──────── Exercise input ────────

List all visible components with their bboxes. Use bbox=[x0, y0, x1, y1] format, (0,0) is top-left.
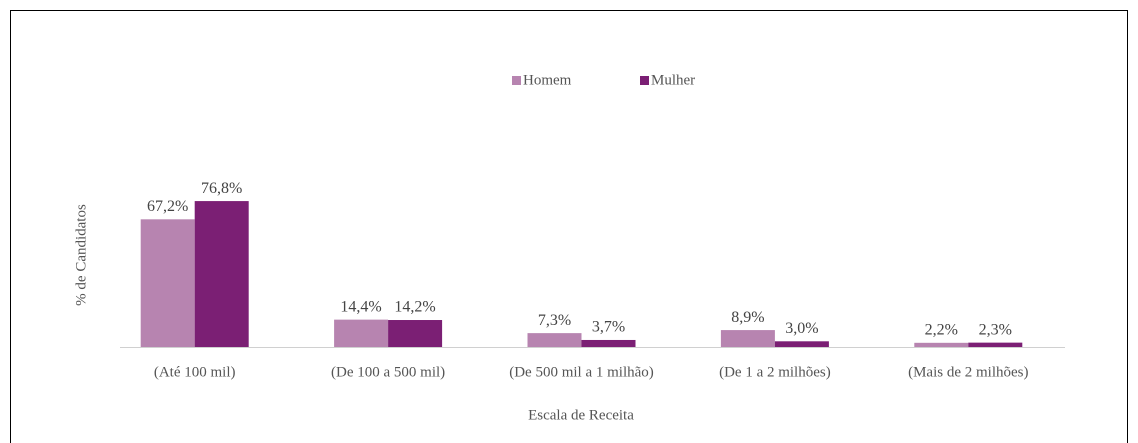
x-tick-label: (De 500 mil a 1 milhão) bbox=[509, 364, 654, 380]
x-tick-label: (De 100 a 500 mil) bbox=[331, 364, 445, 380]
value-label: 76,8% bbox=[201, 180, 242, 197]
value-label: 3,7% bbox=[592, 319, 625, 336]
x-tick-label: (Mais de 2 milhões) bbox=[908, 364, 1028, 380]
value-label: 7,3% bbox=[538, 312, 571, 329]
bar bbox=[194, 201, 249, 347]
bar bbox=[140, 219, 195, 347]
value-label: 2,2% bbox=[925, 321, 958, 338]
value-label: 67,2% bbox=[147, 198, 188, 215]
bar bbox=[527, 333, 582, 347]
bar bbox=[334, 319, 389, 347]
bar bbox=[914, 342, 969, 347]
value-label: 2,3% bbox=[979, 321, 1012, 338]
legend-label: Homem bbox=[523, 72, 572, 88]
x-tick-label: (Até 100 mil) bbox=[154, 364, 236, 380]
x-axis-label: Escala de Receita bbox=[528, 407, 634, 423]
x-tick-label: (De 1 a 2 milhões) bbox=[719, 364, 831, 380]
bar bbox=[581, 339, 636, 347]
value-label: 3,0% bbox=[785, 320, 818, 337]
value-label: 14,4% bbox=[340, 298, 381, 315]
legend-swatch bbox=[640, 76, 649, 85]
frame bbox=[10, 10, 1128, 443]
value-label: 14,2% bbox=[394, 299, 435, 316]
legend-label: Mulher bbox=[651, 72, 695, 88]
bar bbox=[388, 320, 443, 347]
legend-swatch bbox=[512, 76, 521, 85]
bar bbox=[774, 341, 829, 347]
bar bbox=[968, 342, 1023, 347]
value-label: 8,9% bbox=[731, 309, 764, 326]
bar bbox=[720, 330, 775, 347]
y-axis-label: % de Candidatos bbox=[73, 204, 89, 306]
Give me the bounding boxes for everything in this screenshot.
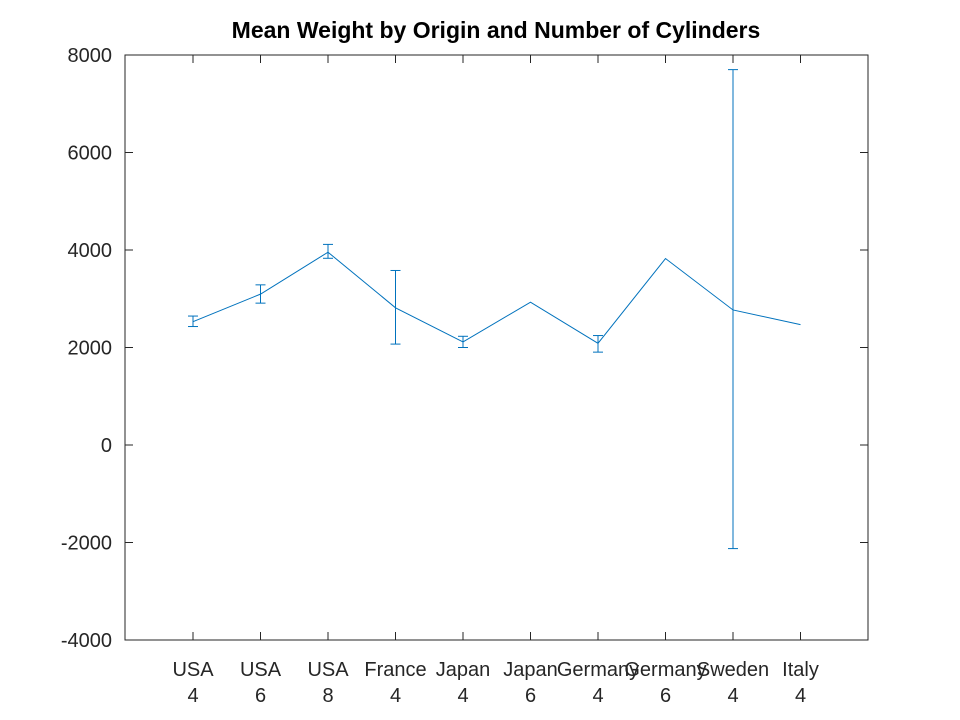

────────

Reproduce every line of the two items above verbatim, leaving out the pictures.

= Task solution =
List all visible components with their bboxes. Use bbox=[x0, y0, x1, y1] format, (0,0) is top-left.
x-tick-label: (De 500 mil a 1 milhão) bbox=[509, 364, 654, 380]
x-tick-label: (De 100 a 500 mil) bbox=[331, 364, 445, 380]
value-label: 76,8% bbox=[201, 180, 242, 197]
value-label: 3,7% bbox=[592, 319, 625, 336]
x-tick-label: (Mais de 2 milhões) bbox=[908, 364, 1028, 380]
value-label: 7,3% bbox=[538, 312, 571, 329]
bar bbox=[194, 201, 249, 347]
bar bbox=[140, 219, 195, 347]
value-label: 2,2% bbox=[925, 321, 958, 338]
value-label: 67,2% bbox=[147, 198, 188, 215]
bar bbox=[527, 333, 582, 347]
bar bbox=[334, 319, 389, 347]
bar bbox=[914, 342, 969, 347]
value-label: 2,3% bbox=[979, 321, 1012, 338]
legend-label: Homem bbox=[523, 72, 572, 88]
x-tick-label: (Até 100 mil) bbox=[154, 364, 236, 380]
x-axis-label: Escala de Receita bbox=[528, 407, 634, 423]
x-tick-label: (De 1 a 2 milhões) bbox=[719, 364, 831, 380]
bar bbox=[581, 339, 636, 347]
value-label: 3,0% bbox=[785, 320, 818, 337]
value-label: 14,4% bbox=[340, 298, 381, 315]
legend-swatch bbox=[640, 76, 649, 85]
frame bbox=[10, 10, 1128, 443]
value-label: 14,2% bbox=[394, 299, 435, 316]
legend-label: Mulher bbox=[651, 72, 695, 88]
bar bbox=[388, 320, 443, 347]
legend-swatch bbox=[512, 76, 521, 85]
bar bbox=[774, 341, 829, 347]
bar bbox=[968, 342, 1023, 347]
value-label: 8,9% bbox=[731, 309, 764, 326]
bar bbox=[720, 330, 775, 347]
y-axis-label: % de Candidatos bbox=[73, 204, 89, 306]
Give me the bounding boxes for everything in this screenshot.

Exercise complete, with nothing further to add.